> PROBLEM
Do any lines in the data below contain "мероприятий"? If so, copy every one of them.

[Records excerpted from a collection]
::::::::

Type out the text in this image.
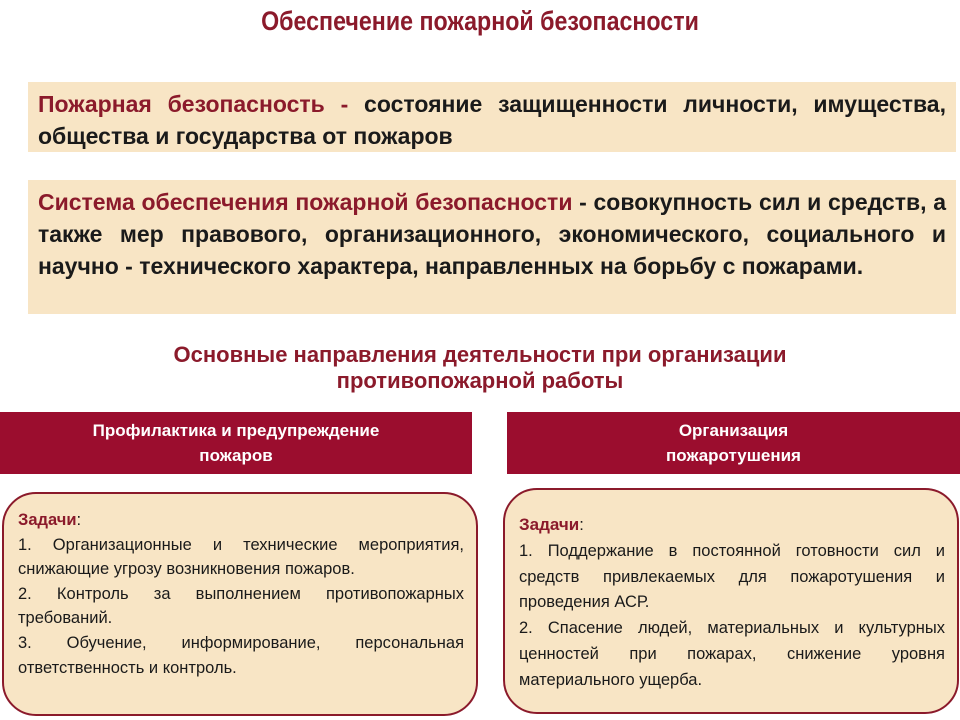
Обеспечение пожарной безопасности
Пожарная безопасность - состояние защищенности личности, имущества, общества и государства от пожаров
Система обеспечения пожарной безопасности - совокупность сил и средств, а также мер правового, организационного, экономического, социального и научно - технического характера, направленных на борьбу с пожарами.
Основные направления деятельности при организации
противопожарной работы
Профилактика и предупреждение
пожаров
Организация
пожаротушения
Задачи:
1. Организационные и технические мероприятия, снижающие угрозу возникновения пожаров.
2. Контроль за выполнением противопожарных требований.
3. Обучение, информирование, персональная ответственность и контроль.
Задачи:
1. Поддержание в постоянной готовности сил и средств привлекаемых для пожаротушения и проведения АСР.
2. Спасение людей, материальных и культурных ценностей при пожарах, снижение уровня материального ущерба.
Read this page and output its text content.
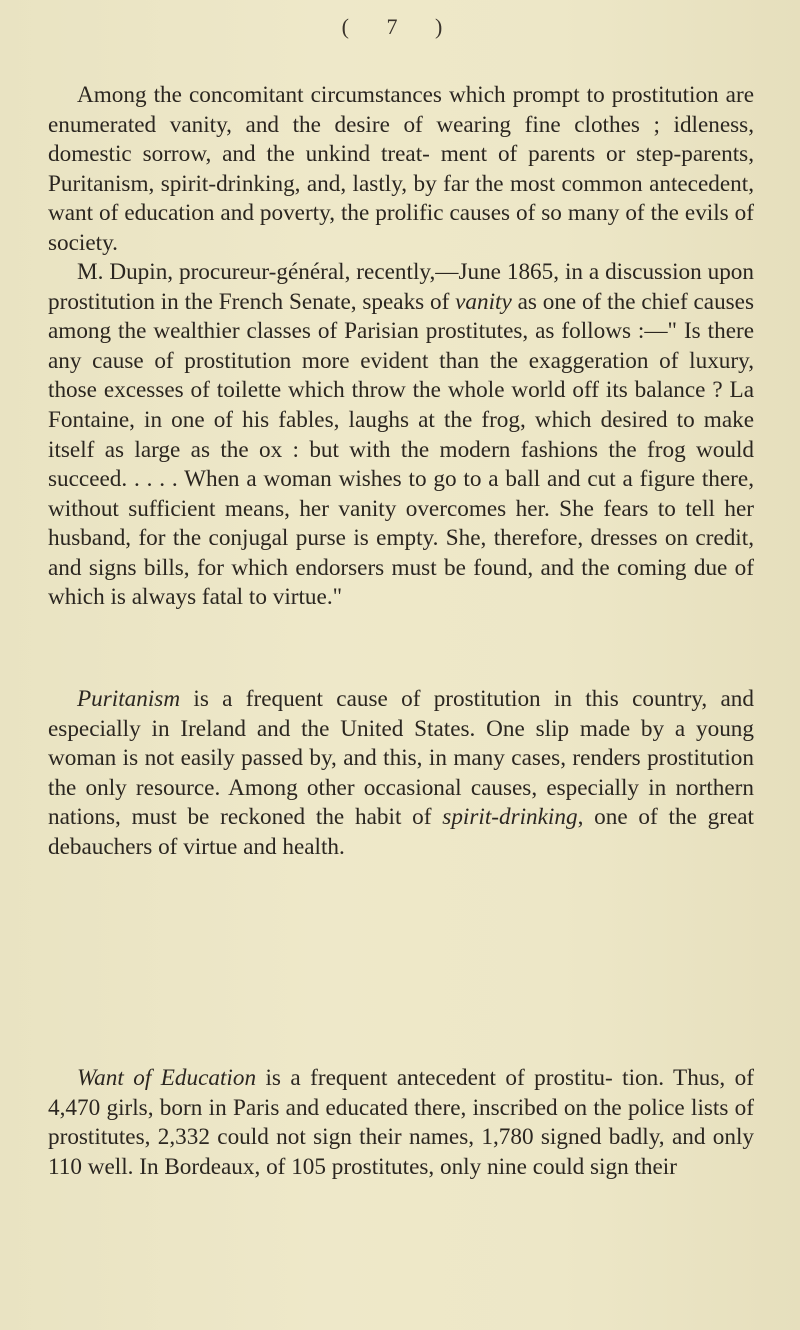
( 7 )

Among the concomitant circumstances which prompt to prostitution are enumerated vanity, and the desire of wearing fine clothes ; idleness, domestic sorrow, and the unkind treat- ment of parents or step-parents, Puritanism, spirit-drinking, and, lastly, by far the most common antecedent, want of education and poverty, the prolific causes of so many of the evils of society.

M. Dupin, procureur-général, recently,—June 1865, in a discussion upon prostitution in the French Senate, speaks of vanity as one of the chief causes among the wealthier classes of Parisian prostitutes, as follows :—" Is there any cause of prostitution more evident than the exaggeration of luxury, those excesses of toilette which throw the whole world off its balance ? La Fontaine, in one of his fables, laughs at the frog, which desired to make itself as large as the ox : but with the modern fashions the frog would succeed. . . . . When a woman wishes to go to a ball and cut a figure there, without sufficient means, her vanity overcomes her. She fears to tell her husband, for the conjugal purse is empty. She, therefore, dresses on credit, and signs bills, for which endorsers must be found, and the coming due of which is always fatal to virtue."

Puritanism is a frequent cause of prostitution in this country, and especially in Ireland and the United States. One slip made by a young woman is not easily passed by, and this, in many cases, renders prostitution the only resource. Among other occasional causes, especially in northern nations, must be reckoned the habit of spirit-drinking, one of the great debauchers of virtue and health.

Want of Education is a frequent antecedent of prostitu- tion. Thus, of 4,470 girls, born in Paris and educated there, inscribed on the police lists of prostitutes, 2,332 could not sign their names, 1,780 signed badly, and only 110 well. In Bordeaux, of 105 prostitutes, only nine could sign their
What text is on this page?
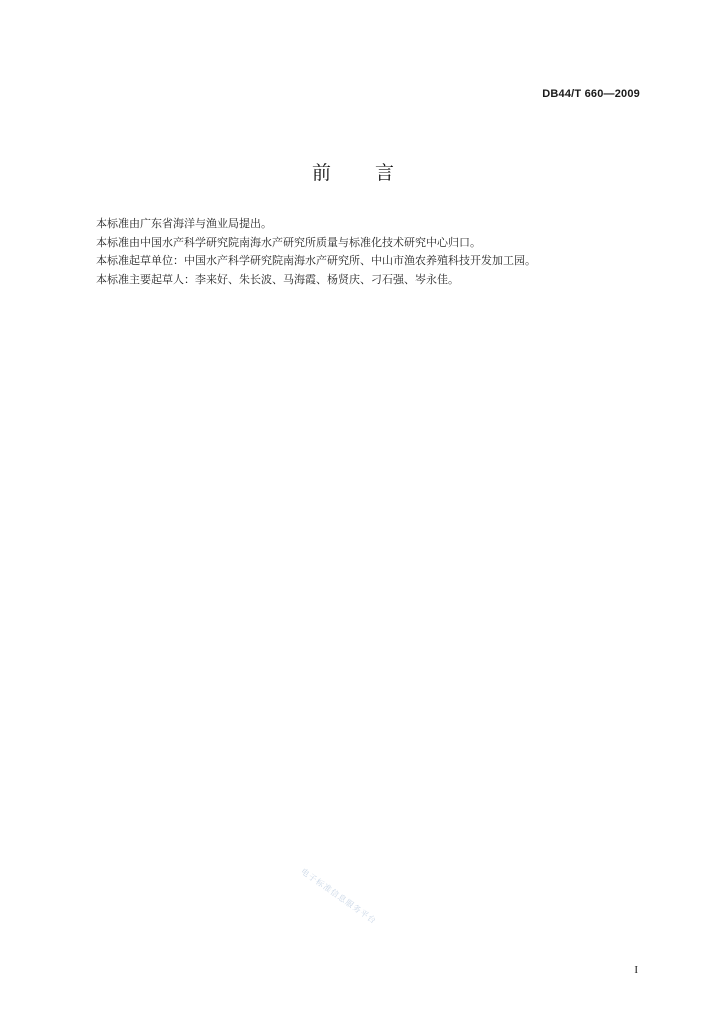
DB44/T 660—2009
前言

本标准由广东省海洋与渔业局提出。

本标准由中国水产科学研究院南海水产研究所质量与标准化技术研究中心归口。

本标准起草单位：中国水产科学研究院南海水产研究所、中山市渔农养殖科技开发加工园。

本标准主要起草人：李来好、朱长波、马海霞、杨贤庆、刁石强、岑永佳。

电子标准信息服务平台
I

::::::::

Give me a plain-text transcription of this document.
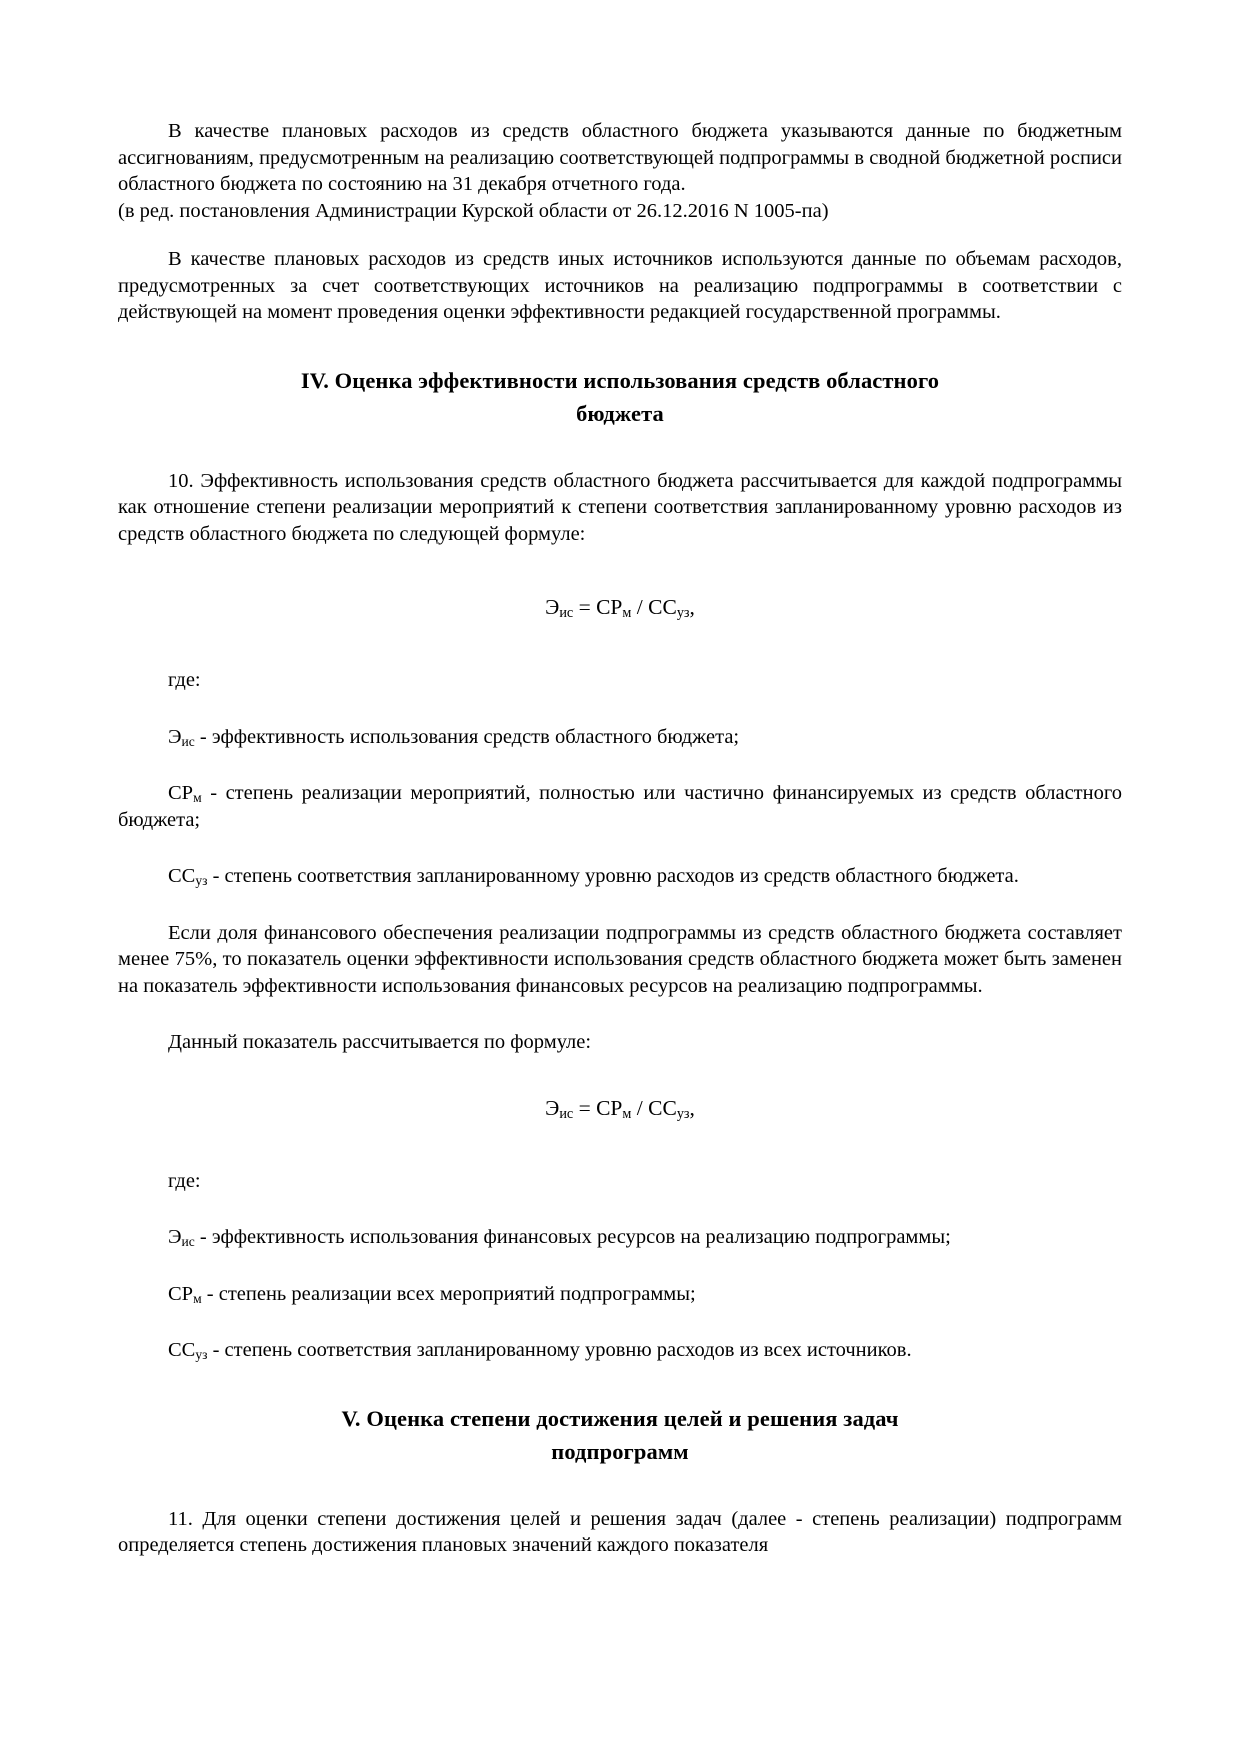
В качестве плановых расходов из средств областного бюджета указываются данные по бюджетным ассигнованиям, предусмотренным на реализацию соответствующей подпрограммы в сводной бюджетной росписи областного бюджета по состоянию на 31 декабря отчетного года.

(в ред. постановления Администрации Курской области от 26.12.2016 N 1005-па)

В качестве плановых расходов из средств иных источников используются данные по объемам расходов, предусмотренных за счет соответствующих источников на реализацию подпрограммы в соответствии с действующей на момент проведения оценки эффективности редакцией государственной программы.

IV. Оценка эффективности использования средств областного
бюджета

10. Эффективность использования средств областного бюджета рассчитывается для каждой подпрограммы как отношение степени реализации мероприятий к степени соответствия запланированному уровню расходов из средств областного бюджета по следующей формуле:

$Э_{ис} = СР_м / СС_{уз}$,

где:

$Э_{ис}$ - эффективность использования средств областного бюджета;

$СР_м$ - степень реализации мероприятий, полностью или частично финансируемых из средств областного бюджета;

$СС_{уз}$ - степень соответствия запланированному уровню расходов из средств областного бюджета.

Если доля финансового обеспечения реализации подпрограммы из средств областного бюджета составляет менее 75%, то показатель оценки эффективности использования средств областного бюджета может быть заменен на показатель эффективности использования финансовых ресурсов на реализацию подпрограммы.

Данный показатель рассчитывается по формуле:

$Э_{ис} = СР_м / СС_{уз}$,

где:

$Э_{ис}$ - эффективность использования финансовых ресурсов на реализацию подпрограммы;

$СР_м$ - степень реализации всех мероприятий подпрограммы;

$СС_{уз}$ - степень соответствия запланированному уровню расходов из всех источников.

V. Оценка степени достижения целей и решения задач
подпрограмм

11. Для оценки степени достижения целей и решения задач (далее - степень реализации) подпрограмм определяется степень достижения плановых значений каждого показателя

::::::::

> TASK RESULT
10. Эффективность использования средств областного бюджета рассчитывается для каждой подпрограммы как отношение степени реализации мероприятий к степени соответствия запланированному уровню расходов из средств областного бюджета по следующей формуле:
$СР_м$ - степень реализации мероприятий, полностью или частично финансируемых из средств областного бюджета;
$СР_м$ - степень реализации всех мероприятий подпрограммы;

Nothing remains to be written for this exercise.